* _GIVEN ENTRIES_
══════════════════════════════
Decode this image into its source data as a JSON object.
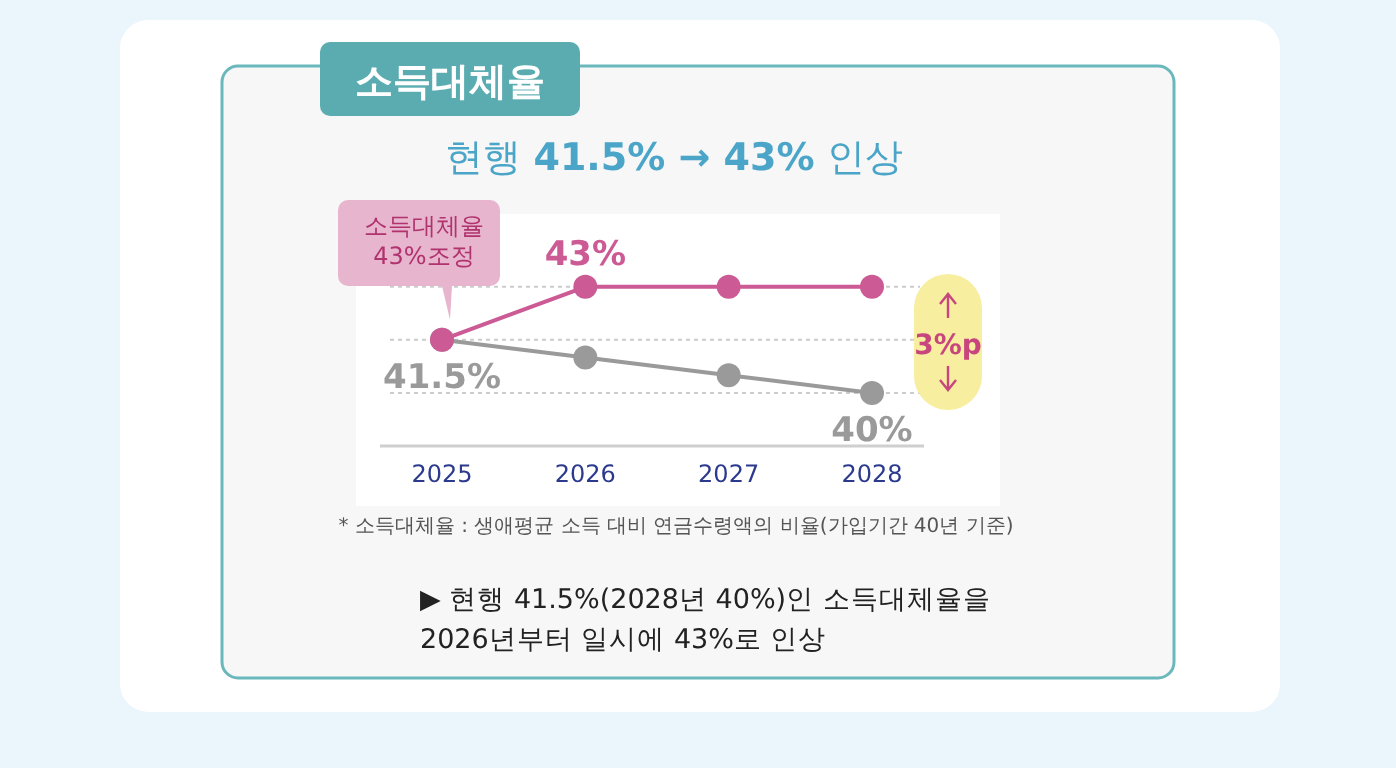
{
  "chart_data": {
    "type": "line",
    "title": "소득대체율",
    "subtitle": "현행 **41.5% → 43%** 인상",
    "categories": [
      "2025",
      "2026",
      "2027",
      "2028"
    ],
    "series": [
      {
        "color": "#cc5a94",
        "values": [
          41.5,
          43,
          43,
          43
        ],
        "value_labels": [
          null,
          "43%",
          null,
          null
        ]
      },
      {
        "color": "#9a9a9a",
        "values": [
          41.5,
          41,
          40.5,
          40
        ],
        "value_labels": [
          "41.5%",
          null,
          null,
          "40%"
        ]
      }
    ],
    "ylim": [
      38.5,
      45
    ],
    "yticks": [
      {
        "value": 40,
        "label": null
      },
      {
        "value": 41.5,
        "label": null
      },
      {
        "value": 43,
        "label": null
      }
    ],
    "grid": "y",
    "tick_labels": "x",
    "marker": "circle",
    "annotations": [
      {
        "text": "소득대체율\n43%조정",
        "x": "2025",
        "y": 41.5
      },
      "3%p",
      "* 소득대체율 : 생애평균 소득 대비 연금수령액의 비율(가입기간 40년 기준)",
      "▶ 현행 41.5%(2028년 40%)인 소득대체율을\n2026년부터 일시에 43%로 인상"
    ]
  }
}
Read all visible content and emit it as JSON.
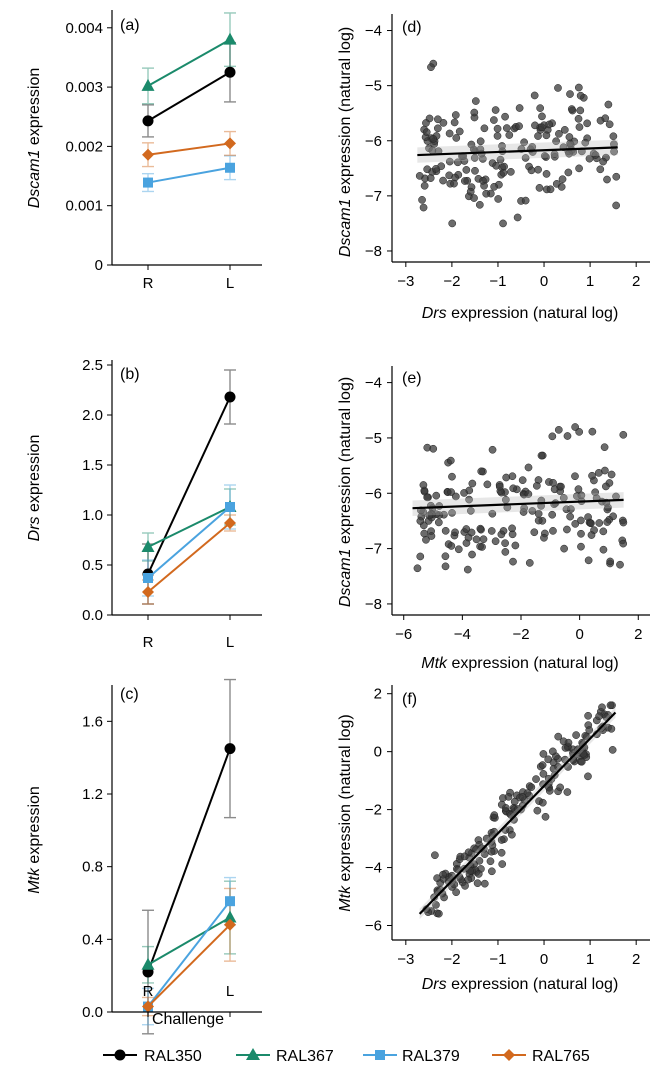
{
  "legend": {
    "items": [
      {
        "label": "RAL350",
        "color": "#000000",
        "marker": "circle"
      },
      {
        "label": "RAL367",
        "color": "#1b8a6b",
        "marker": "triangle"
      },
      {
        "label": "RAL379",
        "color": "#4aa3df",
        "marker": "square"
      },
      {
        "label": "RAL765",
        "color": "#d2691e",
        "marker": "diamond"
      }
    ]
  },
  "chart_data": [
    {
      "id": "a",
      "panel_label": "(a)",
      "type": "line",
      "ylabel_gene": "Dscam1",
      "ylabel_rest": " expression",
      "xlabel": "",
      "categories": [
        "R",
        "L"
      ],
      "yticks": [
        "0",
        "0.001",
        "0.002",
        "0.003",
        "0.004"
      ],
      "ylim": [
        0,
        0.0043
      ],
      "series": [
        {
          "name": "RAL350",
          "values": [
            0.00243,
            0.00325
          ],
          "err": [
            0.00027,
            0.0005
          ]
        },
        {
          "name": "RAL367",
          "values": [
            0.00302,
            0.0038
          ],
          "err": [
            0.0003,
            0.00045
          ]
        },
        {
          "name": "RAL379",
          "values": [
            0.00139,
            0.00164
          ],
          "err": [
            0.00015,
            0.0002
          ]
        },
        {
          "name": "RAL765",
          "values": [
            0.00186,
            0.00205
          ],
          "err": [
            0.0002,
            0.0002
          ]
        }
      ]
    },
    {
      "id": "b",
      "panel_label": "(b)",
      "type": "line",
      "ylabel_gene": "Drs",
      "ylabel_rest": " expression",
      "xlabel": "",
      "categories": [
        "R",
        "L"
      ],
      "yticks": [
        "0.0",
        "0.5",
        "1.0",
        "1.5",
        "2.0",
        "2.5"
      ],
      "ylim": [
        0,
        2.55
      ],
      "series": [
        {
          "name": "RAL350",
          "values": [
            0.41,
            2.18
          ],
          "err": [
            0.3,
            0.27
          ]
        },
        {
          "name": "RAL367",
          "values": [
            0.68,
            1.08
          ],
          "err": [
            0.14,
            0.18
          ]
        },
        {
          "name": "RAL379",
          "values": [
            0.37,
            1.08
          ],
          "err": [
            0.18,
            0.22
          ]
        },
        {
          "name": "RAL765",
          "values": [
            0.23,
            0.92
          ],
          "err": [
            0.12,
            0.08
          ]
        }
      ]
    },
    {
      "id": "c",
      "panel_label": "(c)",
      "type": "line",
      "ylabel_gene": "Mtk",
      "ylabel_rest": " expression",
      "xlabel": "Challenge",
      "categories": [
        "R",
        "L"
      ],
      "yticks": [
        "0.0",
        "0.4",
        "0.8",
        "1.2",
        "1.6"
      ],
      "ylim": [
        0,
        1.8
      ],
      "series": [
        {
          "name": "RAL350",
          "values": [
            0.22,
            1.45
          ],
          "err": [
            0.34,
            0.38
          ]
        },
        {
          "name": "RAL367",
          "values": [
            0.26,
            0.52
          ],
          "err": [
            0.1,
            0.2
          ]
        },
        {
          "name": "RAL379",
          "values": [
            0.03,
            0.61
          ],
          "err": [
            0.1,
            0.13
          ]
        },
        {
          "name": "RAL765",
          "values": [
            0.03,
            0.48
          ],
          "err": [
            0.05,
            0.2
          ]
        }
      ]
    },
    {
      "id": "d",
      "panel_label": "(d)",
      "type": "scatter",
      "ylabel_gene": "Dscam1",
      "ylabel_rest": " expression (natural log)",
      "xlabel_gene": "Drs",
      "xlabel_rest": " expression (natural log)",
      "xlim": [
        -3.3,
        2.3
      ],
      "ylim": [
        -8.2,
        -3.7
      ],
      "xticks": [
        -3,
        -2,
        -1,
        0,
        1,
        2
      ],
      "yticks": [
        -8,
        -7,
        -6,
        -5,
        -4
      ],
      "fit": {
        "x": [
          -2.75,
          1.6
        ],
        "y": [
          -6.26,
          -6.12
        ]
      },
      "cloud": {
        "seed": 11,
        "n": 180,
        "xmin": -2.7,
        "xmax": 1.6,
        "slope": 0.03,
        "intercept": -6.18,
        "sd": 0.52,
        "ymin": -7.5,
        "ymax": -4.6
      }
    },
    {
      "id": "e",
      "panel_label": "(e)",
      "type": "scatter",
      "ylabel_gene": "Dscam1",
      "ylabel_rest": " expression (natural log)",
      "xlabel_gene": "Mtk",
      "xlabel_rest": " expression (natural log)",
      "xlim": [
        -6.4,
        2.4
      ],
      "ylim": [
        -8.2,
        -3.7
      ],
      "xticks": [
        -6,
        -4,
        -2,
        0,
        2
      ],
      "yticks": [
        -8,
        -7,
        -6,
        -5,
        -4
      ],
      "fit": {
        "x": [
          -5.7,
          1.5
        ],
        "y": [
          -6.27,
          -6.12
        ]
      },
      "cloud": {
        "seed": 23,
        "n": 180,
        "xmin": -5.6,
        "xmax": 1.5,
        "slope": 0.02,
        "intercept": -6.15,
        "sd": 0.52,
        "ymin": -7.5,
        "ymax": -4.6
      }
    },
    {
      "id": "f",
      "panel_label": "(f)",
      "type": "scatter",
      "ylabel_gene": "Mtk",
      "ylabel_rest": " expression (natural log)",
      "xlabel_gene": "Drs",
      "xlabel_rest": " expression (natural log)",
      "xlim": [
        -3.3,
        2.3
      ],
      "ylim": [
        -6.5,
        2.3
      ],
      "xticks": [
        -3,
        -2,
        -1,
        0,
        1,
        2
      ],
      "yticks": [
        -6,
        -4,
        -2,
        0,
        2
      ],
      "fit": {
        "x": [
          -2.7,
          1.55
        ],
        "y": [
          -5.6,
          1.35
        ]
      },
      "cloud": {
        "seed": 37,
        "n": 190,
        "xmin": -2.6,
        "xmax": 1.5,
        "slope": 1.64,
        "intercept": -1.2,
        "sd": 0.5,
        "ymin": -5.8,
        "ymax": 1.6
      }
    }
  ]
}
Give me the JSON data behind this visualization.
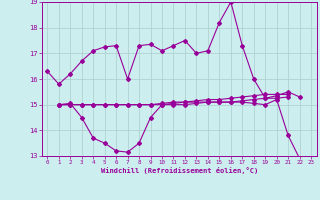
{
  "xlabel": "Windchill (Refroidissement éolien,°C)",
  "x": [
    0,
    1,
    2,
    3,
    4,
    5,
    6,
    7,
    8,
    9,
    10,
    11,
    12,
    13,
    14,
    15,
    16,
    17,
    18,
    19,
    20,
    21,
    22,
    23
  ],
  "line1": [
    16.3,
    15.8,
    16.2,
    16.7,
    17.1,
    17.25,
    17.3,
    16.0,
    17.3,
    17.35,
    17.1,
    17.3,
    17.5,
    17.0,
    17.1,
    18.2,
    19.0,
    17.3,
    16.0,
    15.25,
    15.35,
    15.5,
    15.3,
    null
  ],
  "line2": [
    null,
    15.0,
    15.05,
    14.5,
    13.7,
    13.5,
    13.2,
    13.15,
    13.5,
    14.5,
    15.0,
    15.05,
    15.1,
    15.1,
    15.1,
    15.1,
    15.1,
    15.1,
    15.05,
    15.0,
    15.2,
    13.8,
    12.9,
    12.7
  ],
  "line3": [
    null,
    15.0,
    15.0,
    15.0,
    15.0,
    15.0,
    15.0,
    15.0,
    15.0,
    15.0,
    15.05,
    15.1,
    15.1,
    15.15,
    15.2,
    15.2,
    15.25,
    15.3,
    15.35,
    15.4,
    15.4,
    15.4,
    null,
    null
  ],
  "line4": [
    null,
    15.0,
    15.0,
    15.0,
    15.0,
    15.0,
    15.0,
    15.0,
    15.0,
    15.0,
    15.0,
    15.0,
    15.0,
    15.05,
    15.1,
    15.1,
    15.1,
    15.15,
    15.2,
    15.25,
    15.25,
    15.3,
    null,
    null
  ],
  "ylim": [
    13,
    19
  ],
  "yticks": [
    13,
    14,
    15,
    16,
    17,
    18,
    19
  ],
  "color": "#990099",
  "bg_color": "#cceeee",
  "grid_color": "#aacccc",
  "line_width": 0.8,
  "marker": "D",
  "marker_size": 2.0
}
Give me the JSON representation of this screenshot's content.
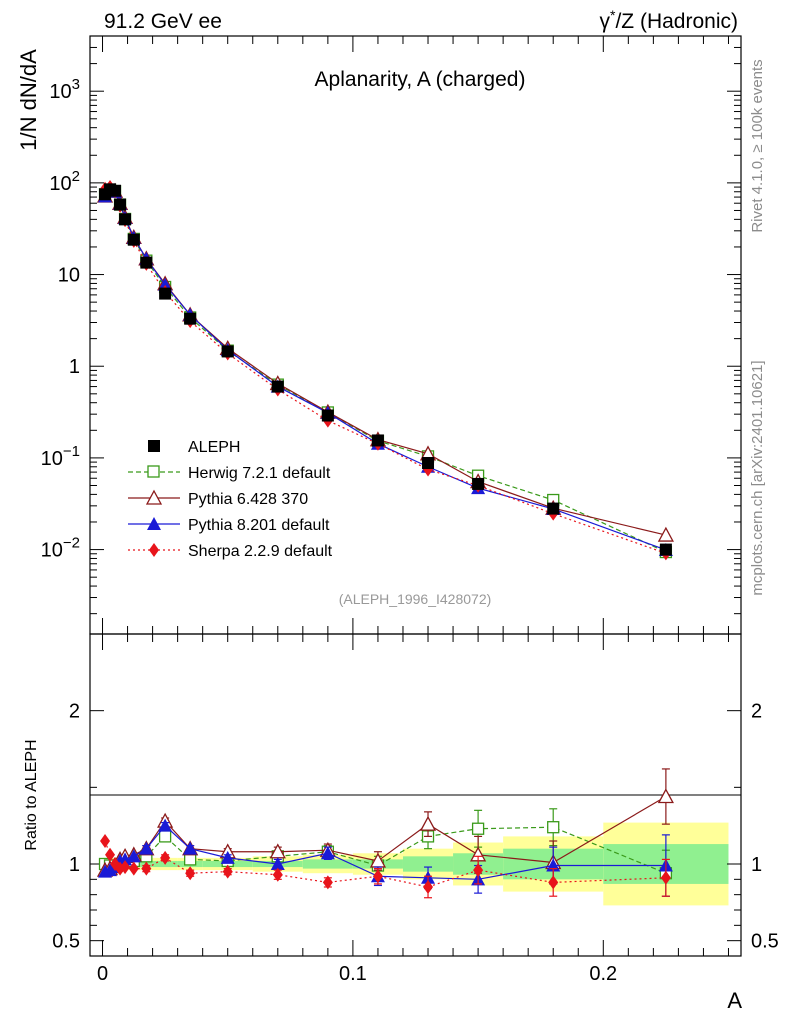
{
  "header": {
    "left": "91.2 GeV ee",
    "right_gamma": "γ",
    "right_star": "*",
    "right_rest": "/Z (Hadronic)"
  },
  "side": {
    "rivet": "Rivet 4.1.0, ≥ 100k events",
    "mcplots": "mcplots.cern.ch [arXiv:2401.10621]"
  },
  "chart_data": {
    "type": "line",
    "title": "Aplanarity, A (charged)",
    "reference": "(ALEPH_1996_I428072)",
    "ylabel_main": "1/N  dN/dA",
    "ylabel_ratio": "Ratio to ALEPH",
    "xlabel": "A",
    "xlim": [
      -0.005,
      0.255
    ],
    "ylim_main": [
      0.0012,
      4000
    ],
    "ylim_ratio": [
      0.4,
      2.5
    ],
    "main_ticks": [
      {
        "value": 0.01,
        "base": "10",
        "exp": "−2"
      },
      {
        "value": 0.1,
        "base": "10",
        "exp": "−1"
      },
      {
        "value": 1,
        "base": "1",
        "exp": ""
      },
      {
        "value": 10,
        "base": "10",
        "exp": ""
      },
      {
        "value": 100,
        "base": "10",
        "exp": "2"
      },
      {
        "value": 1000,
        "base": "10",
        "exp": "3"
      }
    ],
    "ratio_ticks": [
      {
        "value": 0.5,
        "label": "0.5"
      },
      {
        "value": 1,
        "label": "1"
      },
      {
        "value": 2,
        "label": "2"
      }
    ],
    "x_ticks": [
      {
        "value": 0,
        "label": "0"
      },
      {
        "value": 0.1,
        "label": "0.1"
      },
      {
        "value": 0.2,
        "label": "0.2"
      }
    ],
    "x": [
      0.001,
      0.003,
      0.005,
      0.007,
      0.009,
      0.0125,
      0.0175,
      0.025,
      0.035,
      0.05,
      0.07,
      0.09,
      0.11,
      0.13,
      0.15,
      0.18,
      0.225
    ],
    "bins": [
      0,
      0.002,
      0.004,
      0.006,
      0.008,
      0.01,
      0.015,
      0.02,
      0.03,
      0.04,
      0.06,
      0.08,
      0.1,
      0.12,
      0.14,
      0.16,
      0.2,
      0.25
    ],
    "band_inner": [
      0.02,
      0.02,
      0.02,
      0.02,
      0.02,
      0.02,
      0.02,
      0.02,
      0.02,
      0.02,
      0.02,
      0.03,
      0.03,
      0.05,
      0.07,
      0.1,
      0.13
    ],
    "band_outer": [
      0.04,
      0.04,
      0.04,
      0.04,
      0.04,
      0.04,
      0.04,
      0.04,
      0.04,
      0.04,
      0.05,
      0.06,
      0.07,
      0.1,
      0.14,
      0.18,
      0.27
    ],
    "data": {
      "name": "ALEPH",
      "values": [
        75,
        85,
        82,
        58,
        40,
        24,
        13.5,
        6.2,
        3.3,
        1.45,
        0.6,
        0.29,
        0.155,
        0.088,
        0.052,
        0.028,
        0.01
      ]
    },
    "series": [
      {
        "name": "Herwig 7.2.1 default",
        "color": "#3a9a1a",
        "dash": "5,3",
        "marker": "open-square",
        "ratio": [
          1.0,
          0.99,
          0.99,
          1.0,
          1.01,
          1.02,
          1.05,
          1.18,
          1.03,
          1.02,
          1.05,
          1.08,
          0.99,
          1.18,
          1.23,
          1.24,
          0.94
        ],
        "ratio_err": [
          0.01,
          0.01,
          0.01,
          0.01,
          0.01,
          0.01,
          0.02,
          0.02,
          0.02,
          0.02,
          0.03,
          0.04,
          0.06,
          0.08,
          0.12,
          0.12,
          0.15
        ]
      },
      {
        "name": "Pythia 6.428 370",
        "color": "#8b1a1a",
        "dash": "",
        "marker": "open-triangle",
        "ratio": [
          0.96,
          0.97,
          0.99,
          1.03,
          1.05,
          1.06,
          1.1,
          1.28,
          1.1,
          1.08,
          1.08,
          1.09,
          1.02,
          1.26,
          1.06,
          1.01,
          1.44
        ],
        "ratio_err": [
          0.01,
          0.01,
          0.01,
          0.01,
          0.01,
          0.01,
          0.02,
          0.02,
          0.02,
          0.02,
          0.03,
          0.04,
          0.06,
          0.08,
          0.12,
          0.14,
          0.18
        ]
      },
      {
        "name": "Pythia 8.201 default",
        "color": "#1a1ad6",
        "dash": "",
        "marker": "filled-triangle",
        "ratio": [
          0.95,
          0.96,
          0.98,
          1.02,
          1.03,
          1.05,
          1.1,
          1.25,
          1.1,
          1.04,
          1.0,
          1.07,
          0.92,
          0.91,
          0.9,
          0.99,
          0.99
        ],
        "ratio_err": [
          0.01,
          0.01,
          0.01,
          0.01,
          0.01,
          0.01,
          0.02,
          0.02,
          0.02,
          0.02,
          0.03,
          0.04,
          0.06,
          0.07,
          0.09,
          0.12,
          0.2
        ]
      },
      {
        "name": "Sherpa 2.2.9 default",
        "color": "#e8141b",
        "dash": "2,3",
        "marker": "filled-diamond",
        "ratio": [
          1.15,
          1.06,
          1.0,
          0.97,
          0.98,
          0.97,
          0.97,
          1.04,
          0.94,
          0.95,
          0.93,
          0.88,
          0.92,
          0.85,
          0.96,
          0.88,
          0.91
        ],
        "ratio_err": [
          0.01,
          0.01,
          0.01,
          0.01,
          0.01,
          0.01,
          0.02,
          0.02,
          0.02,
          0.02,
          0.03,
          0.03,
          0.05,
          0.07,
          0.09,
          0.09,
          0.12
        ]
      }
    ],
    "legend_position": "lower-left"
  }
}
══════════════════════════════
* _INSTRUCTIONS TO FOLLOW_
In the records above, locate the lines holding the word "JSON". Copy each of them.

* _SOLVED EXERCISE_
Decode this image into its source data as a JSON object.
Read all visible content and emit it as JSON.
Give me the JSON data behind this visualization.
Give me the JSON representation of this screenshot's content.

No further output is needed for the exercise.